[Stored records]
## Start

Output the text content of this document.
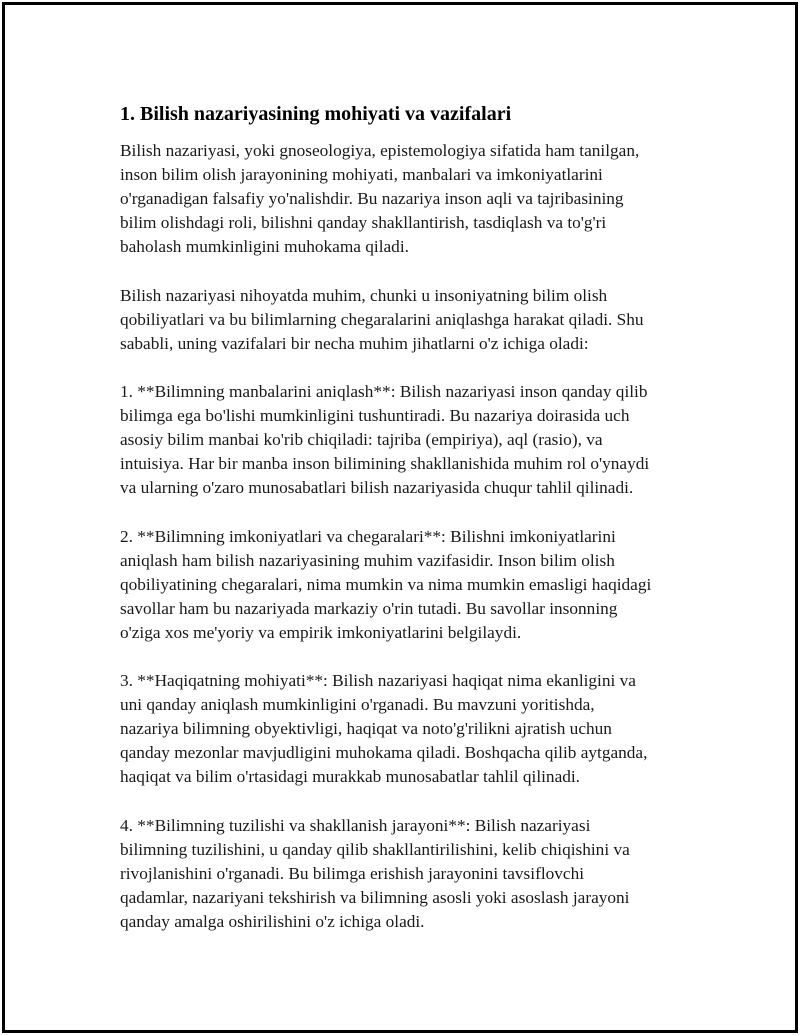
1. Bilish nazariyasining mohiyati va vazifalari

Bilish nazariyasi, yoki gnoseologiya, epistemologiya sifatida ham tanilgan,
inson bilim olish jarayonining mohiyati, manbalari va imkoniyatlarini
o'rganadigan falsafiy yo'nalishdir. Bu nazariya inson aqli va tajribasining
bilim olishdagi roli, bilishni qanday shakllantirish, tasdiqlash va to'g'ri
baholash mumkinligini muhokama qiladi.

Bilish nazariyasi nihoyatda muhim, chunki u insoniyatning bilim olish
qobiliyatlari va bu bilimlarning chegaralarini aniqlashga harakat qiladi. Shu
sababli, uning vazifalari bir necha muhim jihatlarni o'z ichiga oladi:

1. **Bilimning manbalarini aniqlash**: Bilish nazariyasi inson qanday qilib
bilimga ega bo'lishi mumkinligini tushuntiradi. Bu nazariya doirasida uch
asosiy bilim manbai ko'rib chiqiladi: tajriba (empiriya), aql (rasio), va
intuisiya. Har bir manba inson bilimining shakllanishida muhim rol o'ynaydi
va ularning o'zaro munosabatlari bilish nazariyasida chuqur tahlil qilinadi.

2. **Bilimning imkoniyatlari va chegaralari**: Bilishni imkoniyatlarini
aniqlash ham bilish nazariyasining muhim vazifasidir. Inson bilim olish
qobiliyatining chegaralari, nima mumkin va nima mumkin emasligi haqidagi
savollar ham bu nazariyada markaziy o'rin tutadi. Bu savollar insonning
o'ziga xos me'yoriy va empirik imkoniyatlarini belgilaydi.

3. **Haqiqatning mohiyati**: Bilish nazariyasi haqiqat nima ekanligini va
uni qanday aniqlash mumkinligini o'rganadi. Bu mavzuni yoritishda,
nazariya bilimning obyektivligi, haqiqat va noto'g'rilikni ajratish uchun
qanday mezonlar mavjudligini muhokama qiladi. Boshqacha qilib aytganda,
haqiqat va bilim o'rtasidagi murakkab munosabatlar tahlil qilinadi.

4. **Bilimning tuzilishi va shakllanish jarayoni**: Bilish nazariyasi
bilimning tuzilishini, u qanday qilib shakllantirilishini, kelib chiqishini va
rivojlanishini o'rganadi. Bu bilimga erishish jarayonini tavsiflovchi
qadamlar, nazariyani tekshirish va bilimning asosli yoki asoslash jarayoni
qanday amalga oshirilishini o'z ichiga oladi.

## End

### Problem requirements
Across the data above, how many lines include the word "qanday"? Give only the count.

### Solution to this problem
6